WHAT YOU WILL DO:
Pick out the lines below that contain the string "ยงบรรยาย" and copy them all.

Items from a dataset
↓↓↓
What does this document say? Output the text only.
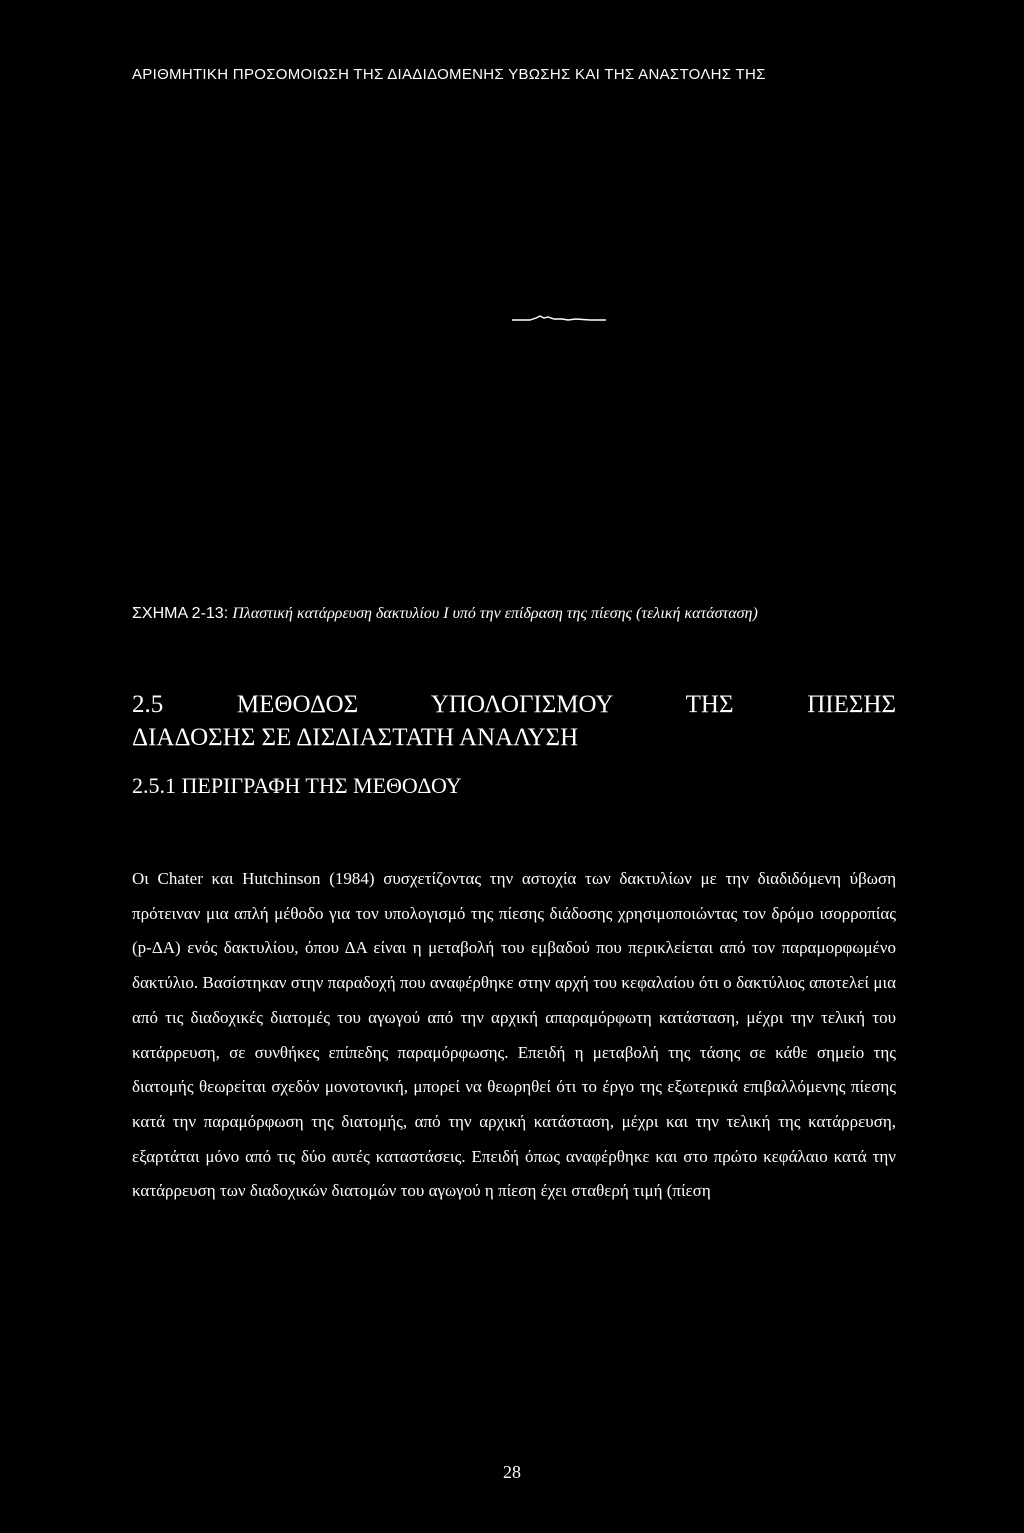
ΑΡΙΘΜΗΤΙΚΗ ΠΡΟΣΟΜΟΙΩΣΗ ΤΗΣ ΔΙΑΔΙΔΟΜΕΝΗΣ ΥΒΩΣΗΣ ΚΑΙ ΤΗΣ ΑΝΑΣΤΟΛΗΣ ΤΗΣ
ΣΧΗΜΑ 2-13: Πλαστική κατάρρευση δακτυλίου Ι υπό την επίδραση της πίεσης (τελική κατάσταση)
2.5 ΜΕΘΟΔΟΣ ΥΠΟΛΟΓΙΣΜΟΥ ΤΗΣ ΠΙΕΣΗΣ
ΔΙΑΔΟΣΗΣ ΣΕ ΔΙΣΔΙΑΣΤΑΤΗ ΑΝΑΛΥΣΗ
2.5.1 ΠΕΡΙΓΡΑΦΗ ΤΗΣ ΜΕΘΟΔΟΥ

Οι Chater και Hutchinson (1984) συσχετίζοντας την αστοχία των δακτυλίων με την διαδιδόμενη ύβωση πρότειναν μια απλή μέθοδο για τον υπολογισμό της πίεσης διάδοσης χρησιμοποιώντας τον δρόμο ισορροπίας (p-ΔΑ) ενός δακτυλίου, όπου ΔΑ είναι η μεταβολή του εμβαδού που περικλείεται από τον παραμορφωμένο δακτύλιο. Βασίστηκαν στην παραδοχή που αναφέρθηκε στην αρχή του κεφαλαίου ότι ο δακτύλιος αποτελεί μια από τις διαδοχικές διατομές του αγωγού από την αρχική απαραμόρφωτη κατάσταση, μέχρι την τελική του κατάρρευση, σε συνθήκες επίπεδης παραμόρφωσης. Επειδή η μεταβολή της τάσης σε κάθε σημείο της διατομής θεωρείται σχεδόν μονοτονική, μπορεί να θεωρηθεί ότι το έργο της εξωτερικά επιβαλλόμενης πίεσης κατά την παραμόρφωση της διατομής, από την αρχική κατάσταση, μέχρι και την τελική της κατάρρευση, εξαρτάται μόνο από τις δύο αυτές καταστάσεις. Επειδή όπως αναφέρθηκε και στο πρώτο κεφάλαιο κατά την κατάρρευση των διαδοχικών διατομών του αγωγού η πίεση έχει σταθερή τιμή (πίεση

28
↑↑↑
↓↓↓
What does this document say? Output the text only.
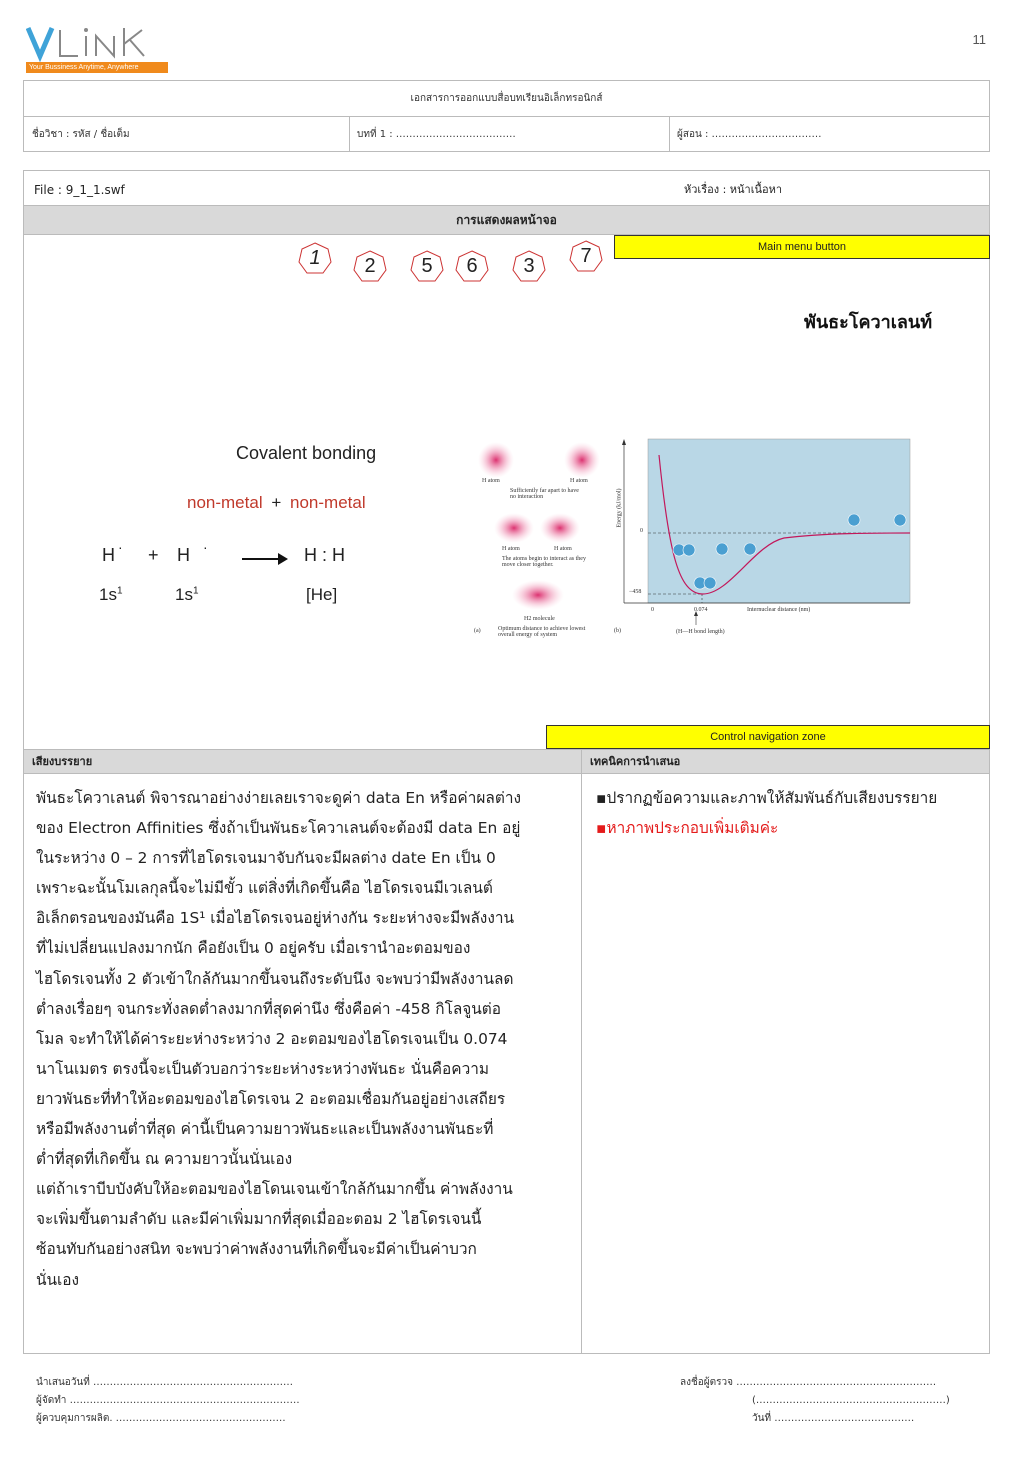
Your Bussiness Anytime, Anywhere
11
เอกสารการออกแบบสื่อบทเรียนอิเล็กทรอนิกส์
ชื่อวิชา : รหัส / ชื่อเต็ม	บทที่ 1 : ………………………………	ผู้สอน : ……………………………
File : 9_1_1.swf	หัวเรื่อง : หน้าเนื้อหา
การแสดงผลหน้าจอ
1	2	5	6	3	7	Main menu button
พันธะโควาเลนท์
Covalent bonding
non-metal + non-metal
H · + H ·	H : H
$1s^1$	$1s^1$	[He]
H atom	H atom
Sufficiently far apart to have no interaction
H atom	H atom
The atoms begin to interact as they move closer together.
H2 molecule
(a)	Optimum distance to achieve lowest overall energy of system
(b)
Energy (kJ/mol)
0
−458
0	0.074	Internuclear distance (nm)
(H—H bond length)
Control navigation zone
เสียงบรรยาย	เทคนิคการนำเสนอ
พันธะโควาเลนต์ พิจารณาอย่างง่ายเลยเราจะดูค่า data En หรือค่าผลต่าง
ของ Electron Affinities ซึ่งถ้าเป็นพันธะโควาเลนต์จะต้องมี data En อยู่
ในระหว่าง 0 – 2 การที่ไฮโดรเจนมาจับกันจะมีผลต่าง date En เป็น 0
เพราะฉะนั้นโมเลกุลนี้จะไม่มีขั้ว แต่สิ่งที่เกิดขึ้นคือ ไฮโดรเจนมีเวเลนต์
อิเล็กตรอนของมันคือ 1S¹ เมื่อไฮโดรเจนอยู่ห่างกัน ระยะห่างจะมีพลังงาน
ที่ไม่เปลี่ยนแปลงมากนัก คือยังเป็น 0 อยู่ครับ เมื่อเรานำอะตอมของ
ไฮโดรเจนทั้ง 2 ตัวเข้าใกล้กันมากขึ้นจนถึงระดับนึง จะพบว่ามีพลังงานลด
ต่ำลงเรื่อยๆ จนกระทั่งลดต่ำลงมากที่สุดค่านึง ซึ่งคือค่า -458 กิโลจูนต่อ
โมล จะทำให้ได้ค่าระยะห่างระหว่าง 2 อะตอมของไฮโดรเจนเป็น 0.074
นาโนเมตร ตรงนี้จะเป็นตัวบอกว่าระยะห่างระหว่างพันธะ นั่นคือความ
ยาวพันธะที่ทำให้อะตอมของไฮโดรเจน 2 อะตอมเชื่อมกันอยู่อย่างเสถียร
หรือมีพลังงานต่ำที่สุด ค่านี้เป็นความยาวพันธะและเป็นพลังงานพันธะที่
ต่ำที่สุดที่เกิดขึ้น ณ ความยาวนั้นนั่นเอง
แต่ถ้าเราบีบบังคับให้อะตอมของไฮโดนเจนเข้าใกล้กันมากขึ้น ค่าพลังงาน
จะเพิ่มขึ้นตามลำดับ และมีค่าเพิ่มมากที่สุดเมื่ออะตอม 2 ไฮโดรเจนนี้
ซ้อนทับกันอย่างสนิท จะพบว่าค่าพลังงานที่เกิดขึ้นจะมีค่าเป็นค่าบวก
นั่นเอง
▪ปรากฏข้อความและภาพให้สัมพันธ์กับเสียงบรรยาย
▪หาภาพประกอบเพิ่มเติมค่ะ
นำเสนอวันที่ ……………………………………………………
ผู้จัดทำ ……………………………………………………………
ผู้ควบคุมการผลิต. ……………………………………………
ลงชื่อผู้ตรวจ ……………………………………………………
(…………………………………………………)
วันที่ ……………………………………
↑↑↑
THE OUTPUT:
เสียงบรรยาย	เทคนิคการนำเสนอ
▪ปรากฏข้อความและภาพให้สัมพันธ์กับเสียงบรรยาย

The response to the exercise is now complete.